[start]

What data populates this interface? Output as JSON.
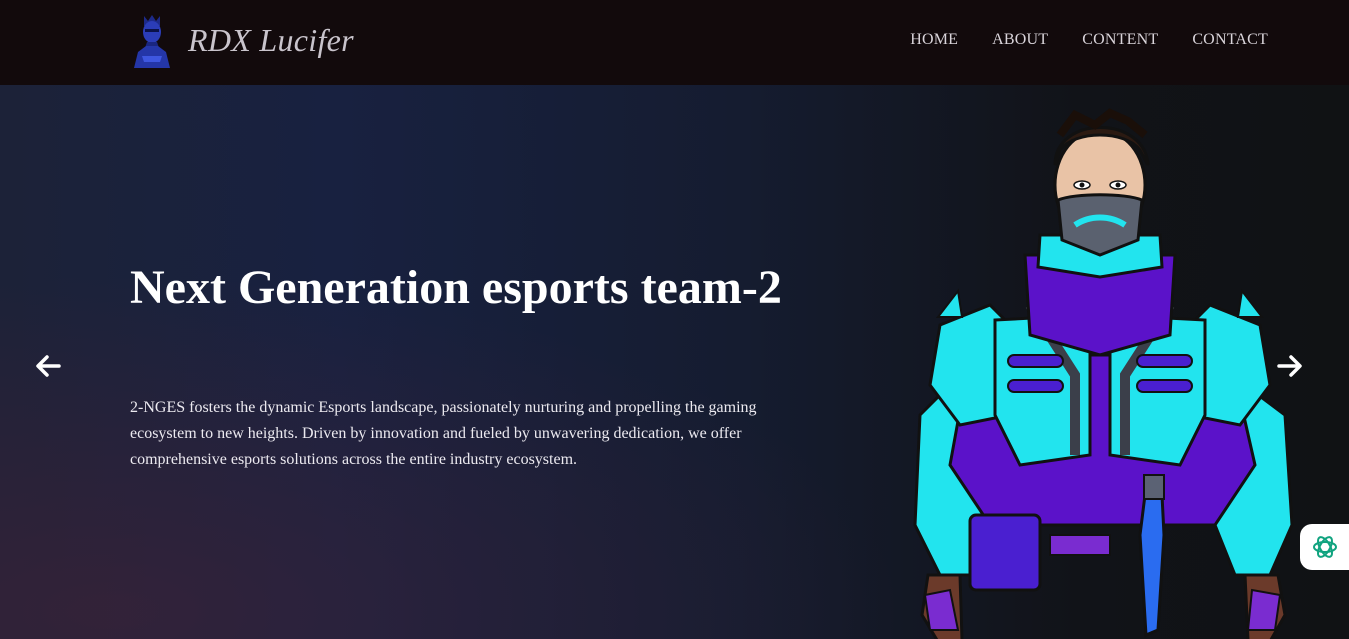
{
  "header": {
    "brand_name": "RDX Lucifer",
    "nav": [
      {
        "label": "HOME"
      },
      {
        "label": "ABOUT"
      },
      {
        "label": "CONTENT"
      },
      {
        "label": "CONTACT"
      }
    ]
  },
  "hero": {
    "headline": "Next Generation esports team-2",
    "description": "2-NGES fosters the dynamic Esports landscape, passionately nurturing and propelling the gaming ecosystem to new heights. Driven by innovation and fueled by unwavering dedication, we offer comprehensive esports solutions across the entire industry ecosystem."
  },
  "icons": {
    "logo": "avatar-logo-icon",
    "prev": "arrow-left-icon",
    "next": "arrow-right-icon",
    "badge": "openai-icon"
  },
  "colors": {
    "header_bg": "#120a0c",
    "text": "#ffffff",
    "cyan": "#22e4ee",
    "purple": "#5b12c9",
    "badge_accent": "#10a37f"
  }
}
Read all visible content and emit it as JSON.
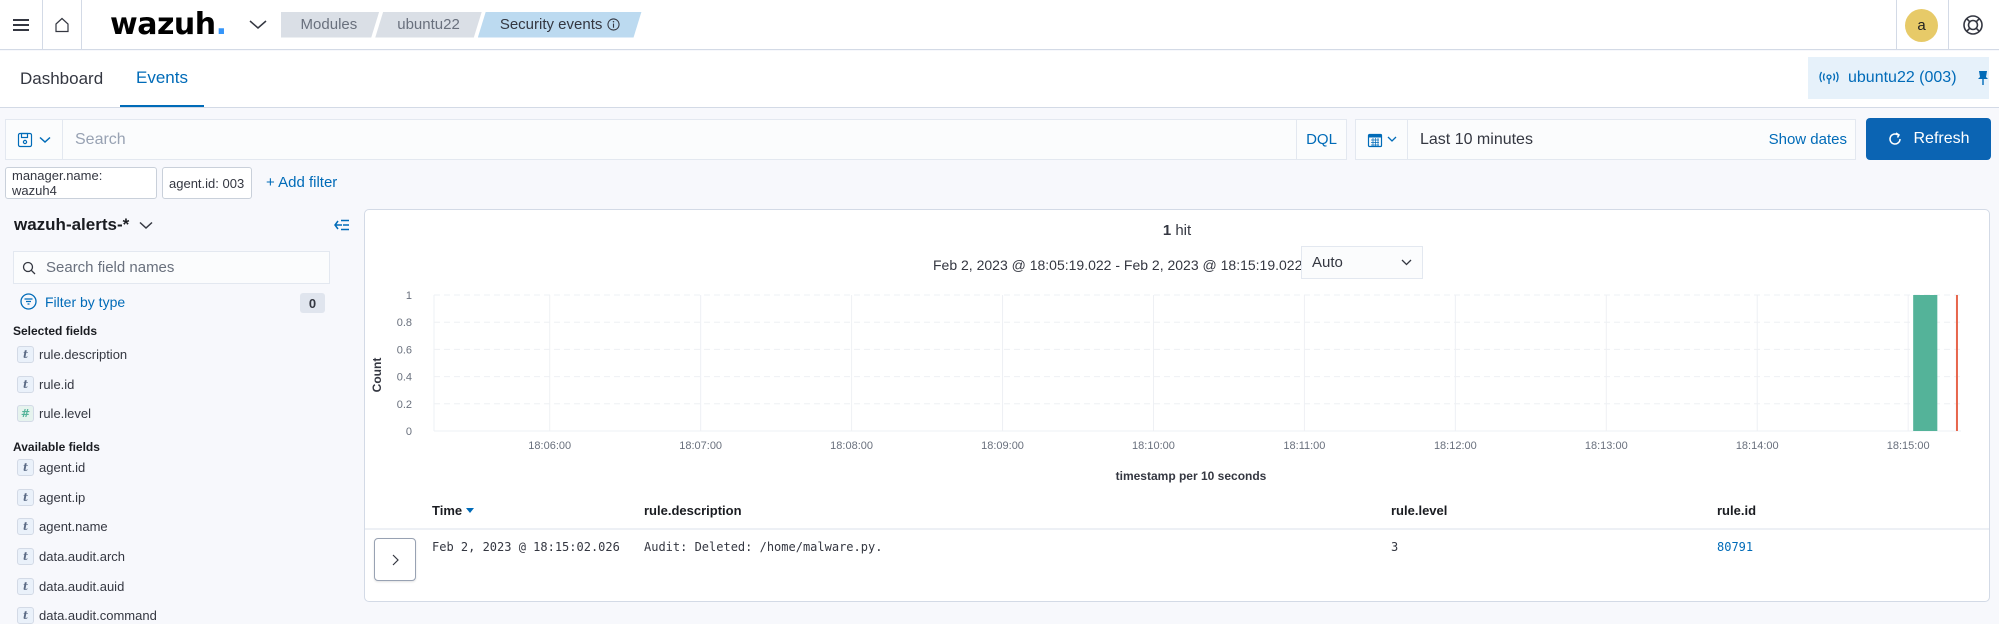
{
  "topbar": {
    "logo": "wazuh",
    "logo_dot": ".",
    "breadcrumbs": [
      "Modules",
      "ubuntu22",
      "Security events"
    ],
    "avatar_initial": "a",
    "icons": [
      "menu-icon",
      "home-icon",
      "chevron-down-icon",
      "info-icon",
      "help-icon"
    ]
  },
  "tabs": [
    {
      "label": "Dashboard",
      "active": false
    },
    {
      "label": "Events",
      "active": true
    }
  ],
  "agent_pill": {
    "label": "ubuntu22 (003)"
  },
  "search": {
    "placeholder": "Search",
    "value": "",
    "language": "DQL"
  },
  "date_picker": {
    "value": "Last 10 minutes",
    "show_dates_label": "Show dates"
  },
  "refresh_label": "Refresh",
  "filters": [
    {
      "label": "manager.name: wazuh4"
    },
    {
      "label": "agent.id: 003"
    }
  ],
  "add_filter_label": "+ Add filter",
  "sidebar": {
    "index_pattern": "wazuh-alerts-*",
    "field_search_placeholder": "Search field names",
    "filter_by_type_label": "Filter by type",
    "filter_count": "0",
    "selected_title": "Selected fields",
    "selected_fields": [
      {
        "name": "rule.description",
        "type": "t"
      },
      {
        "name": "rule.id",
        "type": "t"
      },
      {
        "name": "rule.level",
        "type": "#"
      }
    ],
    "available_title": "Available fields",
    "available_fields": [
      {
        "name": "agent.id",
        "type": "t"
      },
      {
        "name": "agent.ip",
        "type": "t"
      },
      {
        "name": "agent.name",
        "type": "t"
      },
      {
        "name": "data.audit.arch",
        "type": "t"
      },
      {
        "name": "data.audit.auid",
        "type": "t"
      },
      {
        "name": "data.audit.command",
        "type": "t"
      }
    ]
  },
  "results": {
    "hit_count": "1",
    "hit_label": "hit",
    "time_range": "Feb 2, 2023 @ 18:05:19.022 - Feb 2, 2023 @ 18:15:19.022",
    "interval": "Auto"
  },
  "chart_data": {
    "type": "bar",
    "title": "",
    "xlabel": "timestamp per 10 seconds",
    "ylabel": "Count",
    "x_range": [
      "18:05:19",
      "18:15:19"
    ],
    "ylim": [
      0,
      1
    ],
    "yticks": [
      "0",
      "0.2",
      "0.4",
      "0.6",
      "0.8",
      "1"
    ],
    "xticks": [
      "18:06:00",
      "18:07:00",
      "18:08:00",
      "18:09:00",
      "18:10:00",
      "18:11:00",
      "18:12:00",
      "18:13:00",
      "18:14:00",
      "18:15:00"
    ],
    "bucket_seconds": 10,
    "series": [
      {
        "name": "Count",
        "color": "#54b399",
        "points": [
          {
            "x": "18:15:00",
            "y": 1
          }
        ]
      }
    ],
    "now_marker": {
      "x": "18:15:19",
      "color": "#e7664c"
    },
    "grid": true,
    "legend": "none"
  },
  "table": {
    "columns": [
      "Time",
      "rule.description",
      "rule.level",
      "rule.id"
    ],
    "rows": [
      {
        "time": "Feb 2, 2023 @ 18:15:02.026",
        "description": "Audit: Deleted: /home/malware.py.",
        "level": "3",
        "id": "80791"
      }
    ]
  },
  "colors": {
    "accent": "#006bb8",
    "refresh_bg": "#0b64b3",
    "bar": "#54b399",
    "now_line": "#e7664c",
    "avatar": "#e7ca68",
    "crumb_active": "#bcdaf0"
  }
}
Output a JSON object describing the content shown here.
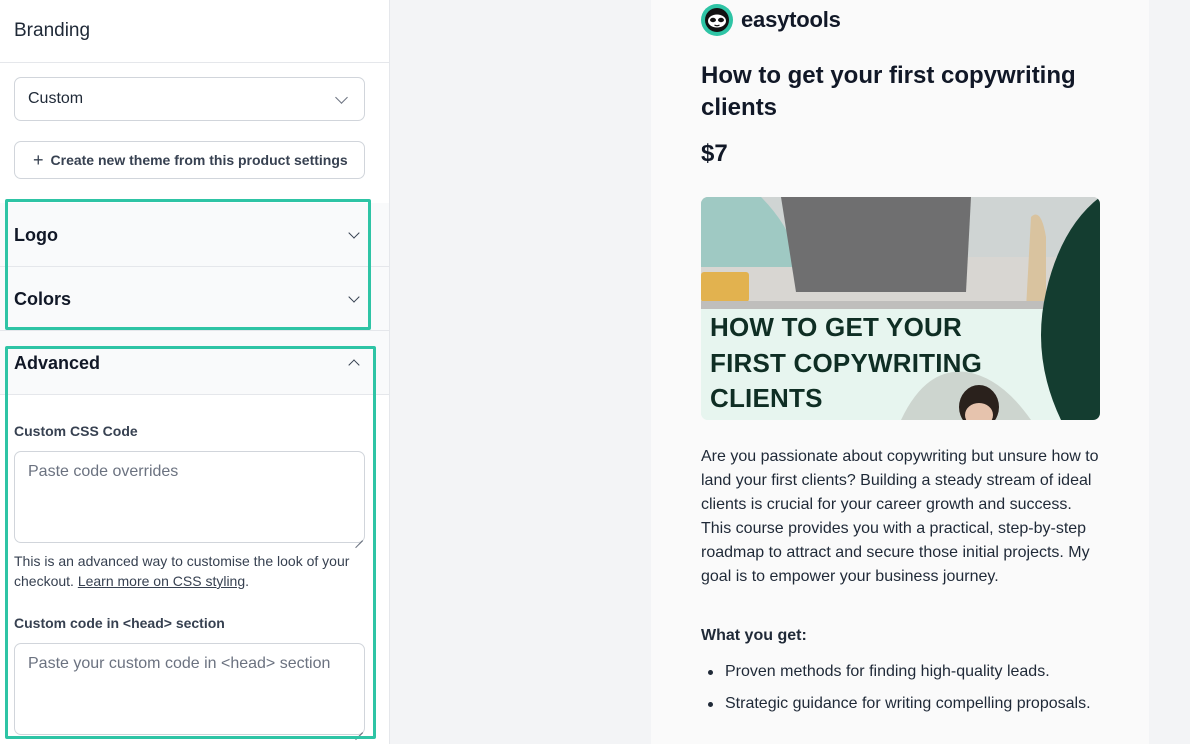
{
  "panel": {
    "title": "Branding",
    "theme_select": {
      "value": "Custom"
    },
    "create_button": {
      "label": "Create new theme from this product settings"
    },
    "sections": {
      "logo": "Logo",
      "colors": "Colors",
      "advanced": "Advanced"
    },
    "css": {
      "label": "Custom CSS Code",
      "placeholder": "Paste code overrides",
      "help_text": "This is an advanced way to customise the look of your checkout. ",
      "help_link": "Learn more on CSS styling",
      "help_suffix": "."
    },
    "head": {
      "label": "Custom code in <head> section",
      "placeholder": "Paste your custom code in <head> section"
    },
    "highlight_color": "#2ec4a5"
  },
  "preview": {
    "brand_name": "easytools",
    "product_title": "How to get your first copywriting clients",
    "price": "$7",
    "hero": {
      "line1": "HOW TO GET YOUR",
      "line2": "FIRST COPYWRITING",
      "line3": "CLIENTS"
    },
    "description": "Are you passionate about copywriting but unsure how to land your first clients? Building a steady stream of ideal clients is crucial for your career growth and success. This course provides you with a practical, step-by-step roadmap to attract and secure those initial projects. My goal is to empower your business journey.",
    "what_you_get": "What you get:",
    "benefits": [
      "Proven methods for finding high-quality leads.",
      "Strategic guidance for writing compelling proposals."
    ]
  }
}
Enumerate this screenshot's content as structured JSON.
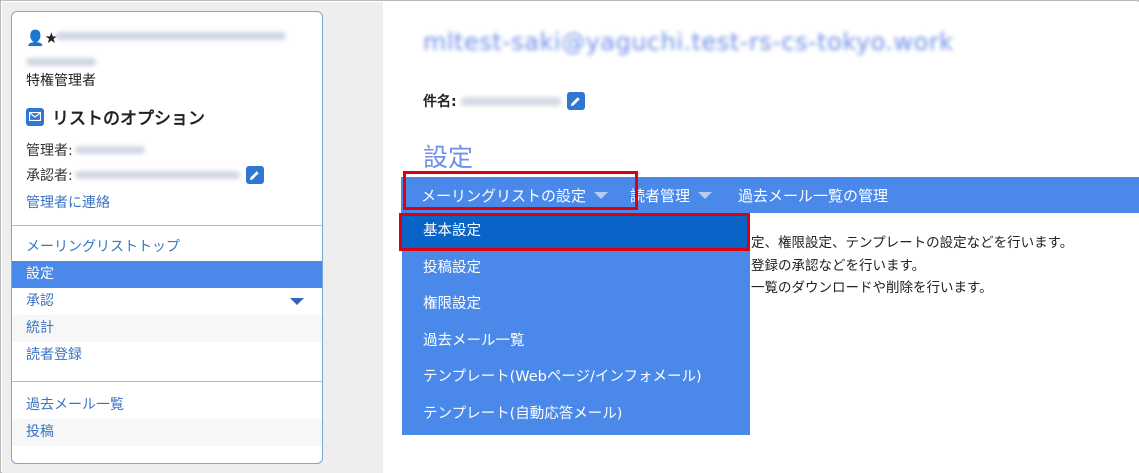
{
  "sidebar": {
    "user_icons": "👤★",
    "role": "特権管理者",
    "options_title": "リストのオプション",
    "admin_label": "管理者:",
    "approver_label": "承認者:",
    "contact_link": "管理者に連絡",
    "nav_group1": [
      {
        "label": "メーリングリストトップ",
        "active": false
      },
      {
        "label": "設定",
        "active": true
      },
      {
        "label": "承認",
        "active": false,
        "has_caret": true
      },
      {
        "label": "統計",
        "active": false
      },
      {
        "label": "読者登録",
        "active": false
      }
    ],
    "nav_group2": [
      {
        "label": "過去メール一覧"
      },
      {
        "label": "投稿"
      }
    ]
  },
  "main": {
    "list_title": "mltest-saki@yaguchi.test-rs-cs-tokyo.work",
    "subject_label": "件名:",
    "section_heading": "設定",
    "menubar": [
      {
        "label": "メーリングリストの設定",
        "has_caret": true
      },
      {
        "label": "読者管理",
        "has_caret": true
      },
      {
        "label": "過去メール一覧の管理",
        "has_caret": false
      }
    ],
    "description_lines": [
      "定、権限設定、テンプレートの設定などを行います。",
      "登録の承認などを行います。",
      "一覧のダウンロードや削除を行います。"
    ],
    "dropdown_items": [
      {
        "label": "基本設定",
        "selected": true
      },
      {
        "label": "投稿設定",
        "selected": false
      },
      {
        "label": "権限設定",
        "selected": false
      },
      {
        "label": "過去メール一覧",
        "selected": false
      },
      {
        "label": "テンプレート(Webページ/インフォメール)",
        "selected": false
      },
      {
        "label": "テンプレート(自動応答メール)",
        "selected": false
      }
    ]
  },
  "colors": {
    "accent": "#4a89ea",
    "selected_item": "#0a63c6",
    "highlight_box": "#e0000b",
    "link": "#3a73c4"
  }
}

[end]

• **Instructions for the task**
Identify how many lines in the entries above include the string "value", then state that number alone.

• **Response**
3